__Required work__. Please retype the records below exactly, leaving out any pictures.

__Input for this task__.
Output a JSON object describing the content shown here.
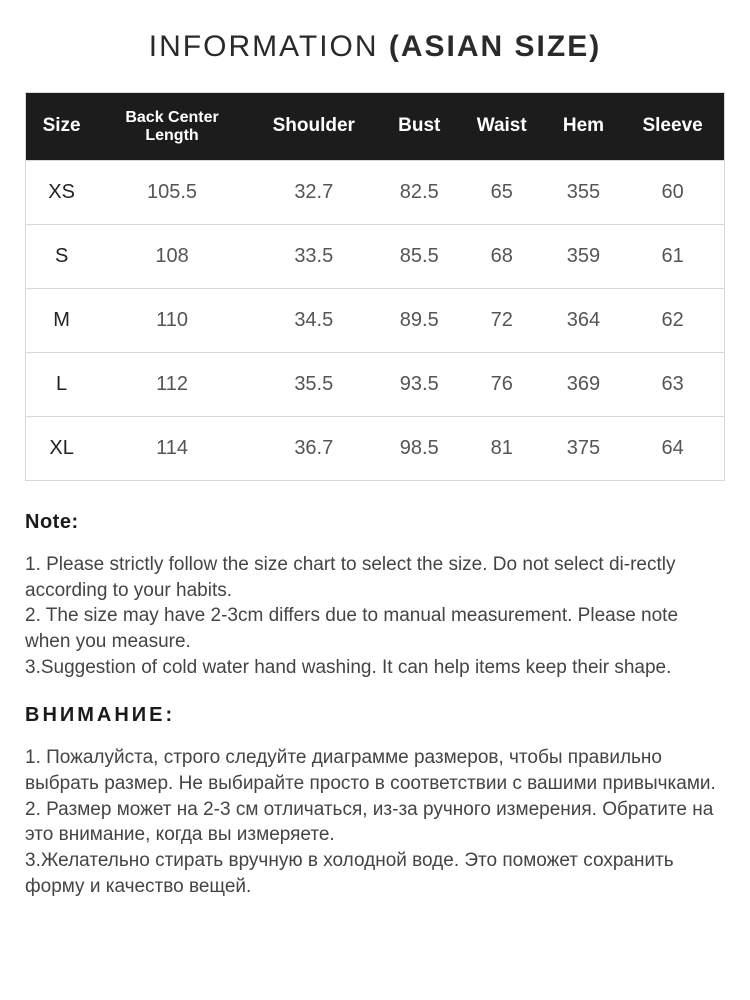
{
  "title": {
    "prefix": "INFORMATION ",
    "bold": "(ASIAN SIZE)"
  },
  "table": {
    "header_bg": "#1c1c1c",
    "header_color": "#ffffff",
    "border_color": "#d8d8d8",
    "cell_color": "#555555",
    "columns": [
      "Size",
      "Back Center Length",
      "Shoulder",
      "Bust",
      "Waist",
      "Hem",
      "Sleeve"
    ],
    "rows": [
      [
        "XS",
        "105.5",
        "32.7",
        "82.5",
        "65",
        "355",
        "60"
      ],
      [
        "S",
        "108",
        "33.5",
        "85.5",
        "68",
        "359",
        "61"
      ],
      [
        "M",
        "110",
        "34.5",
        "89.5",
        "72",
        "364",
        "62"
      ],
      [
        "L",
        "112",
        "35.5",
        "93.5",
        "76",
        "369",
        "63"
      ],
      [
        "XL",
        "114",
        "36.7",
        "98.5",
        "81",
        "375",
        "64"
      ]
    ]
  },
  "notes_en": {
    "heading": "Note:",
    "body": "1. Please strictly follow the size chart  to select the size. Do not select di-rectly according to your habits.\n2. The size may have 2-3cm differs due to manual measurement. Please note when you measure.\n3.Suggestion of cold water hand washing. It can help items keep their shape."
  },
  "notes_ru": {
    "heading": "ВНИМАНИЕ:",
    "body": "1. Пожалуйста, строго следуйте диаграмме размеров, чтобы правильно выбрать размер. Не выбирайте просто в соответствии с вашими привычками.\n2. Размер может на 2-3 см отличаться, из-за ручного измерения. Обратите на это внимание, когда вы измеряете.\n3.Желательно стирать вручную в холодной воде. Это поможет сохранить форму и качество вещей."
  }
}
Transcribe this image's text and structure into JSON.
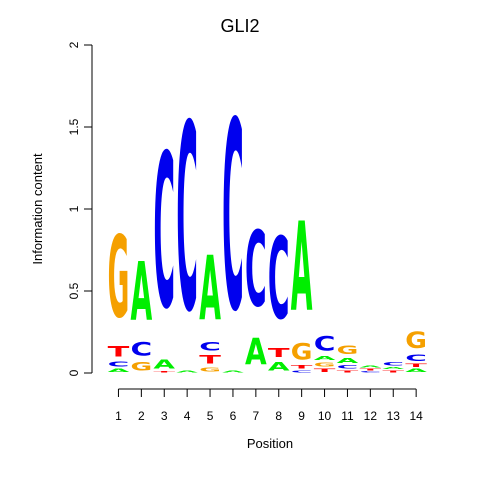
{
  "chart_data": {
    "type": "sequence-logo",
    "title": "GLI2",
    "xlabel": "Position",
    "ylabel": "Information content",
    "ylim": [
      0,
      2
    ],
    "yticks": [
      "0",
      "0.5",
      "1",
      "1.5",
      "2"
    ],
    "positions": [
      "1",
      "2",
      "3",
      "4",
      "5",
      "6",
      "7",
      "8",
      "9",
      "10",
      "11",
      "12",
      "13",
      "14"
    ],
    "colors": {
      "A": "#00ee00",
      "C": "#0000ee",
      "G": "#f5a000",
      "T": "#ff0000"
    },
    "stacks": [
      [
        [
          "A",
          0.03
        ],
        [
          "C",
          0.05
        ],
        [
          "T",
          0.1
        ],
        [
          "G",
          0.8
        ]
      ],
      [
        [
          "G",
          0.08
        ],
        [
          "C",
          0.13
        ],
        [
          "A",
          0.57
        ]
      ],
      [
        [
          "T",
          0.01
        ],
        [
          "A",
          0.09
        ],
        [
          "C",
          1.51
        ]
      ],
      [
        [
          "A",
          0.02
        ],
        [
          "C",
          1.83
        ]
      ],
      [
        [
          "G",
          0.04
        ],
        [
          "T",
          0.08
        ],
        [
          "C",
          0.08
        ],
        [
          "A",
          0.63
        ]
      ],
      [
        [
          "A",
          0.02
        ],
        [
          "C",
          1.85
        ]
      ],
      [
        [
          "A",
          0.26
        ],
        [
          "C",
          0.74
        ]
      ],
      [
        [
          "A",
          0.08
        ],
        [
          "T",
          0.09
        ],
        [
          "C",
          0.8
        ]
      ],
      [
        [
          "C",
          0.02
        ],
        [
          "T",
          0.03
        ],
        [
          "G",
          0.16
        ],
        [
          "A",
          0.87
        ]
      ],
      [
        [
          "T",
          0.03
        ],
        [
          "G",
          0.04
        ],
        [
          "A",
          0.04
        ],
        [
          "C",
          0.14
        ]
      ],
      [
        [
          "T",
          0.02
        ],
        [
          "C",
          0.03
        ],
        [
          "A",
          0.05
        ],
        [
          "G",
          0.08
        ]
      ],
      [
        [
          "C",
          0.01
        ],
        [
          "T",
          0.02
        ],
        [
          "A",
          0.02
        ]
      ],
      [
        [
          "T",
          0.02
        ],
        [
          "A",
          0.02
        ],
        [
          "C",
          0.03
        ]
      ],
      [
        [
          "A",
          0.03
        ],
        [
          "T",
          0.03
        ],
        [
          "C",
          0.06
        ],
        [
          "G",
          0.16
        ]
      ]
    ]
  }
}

__Expected answer__.
Output a JSON object describing the content shown here.
{
  "title": {
    "prefix": "INFORMATION ",
    "bold": "(ASIAN SIZE)"
  },
  "table": {
    "header_bg": "#1c1c1c",
    "header_color": "#ffffff",
    "border_color": "#d8d8d8",
    "cell_color": "#555555",
    "columns": [
      "Size",
      "Back Center Length",
      "Shoulder",
      "Bust",
      "Waist",
      "Hem",
      "Sleeve"
    ],
    "rows": [
      [
        "XS",
        "105.5",
        "32.7",
        "82.5",
        "65",
        "355",
        "60"
      ],
      [
        "S",
        "108",
        "33.5",
        "85.5",
        "68",
        "359",
        "61"
      ],
      [
        "M",
        "110",
        "34.5",
        "89.5",
        "72",
        "364",
        "62"
      ],
      [
        "L",
        "112",
        "35.5",
        "93.5",
        "76",
        "369",
        "63"
      ],
      [
        "XL",
        "114",
        "36.7",
        "98.5",
        "81",
        "375",
        "64"
      ]
    ]
  },
  "notes_en": {
    "heading": "Note:",
    "body": "1. Please strictly follow the size chart  to select the size. Do not select di-rectly according to your habits.\n2. The size may have 2-3cm differs due to manual measurement. Please note when you measure.\n3.Suggestion of cold water hand washing. It can help items keep their shape."
  },
  "notes_ru": {
    "heading": "ВНИМАНИЕ:",
    "body": "1. Пожалуйста, строго следуйте диаграмме размеров, чтобы правильно выбрать размер. Не выбирайте просто в соответствии с вашими привычками.\n2. Размер может на 2-3 см отличаться, из-за ручного измерения. Обратите на это внимание, когда вы измеряете.\n3.Желательно стирать вручную в холодной воде. Это поможет сохранить форму и качество вещей."
  }
}
Transcribe this image's text and structure into JSON.
{
  "chart_data": {
    "type": "sequence-logo",
    "title": "GLI2",
    "xlabel": "Position",
    "ylabel": "Information content",
    "ylim": [
      0,
      2
    ],
    "yticks": [
      "0",
      "0.5",
      "1",
      "1.5",
      "2"
    ],
    "positions": [
      "1",
      "2",
      "3",
      "4",
      "5",
      "6",
      "7",
      "8",
      "9",
      "10",
      "11",
      "12",
      "13",
      "14"
    ],
    "colors": {
      "A": "#00ee00",
      "C": "#0000ee",
      "G": "#f5a000",
      "T": "#ff0000"
    },
    "stacks": [
      [
        [
          "A",
          0.03
        ],
        [
          "C",
          0.05
        ],
        [
          "T",
          0.1
        ],
        [
          "G",
          0.8
        ]
      ],
      [
        [
          "G",
          0.08
        ],
        [
          "C",
          0.13
        ],
        [
          "A",
          0.57
        ]
      ],
      [
        [
          "T",
          0.01
        ],
        [
          "A",
          0.09
        ],
        [
          "C",
          1.51
        ]
      ],
      [
        [
          "A",
          0.02
        ],
        [
          "C",
          1.83
        ]
      ],
      [
        [
          "G",
          0.04
        ],
        [
          "T",
          0.08
        ],
        [
          "C",
          0.08
        ],
        [
          "A",
          0.63
        ]
      ],
      [
        [
          "A",
          0.02
        ],
        [
          "C",
          1.85
        ]
      ],
      [
        [
          "A",
          0.26
        ],
        [
          "C",
          0.74
        ]
      ],
      [
        [
          "A",
          0.08
        ],
        [
          "T",
          0.09
        ],
        [
          "C",
          0.8
        ]
      ],
      [
        [
          "C",
          0.02
        ],
        [
          "T",
          0.03
        ],
        [
          "G",
          0.16
        ],
        [
          "A",
          0.87
        ]
      ],
      [
        [
          "T",
          0.03
        ],
        [
          "G",
          0.04
        ],
        [
          "A",
          0.04
        ],
        [
          "C",
          0.14
        ]
      ],
      [
        [
          "T",
          0.02
        ],
        [
          "C",
          0.03
        ],
        [
          "A",
          0.05
        ],
        [
          "G",
          0.08
        ]
      ],
      [
        [
          "C",
          0.01
        ],
        [
          "T",
          0.02
        ],
        [
          "A",
          0.02
        ]
      ],
      [
        [
          "T",
          0.02
        ],
        [
          "A",
          0.02
        ],
        [
          "C",
          0.03
        ]
      ],
      [
        [
          "A",
          0.03
        ],
        [
          "T",
          0.03
        ],
        [
          "C",
          0.06
        ],
        [
          "G",
          0.16
        ]
      ]
    ]
  }
}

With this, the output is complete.